§ **GOAL OF THE EXERCISE**: Take each line that has the word "أحمد" and return it.

§ **MATERIAL FOR THIS EXERCISE**:
● ● ● ● ● ● ●
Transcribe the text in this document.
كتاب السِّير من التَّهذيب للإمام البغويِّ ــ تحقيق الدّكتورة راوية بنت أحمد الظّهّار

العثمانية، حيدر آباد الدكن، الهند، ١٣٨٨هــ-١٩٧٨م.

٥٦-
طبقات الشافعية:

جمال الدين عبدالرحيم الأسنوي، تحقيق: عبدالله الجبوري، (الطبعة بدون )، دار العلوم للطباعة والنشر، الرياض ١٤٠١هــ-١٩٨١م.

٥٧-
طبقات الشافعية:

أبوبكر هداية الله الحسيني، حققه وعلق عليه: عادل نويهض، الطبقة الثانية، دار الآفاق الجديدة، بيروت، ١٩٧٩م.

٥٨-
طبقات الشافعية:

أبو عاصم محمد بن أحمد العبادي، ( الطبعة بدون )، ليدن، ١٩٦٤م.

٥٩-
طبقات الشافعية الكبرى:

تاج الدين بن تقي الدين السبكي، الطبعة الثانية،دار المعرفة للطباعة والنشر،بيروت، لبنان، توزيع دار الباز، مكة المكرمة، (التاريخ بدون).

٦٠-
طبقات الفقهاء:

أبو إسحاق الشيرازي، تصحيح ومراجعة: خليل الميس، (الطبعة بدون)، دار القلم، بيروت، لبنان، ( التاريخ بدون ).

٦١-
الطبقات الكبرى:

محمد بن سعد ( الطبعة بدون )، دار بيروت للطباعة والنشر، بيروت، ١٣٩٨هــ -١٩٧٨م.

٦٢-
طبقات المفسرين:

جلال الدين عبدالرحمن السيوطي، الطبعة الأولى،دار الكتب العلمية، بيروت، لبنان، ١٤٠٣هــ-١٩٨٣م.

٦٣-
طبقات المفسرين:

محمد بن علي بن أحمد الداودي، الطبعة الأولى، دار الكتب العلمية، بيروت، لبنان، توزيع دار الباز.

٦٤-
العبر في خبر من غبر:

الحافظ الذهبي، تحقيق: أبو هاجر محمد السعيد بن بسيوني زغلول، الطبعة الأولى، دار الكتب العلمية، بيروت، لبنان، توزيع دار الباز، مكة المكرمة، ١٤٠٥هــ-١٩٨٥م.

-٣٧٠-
● ● ● ● ● ● ●
§ **EXERCISE ANSWER**:
كتاب السِّير من التَّهذيب للإمام البغويِّ ــ تحقيق الدّكتورة راوية بنت أحمد الظّهّار
أبو عاصم محمد بن أحمد العبادي، ( الطبعة بدون )، ليدن، ١٩٦٤م.
محمد بن علي بن أحمد الداودي، الطبعة الأولى، دار الكتب العلمية، بيروت، لبنان، توزيع دار الباز.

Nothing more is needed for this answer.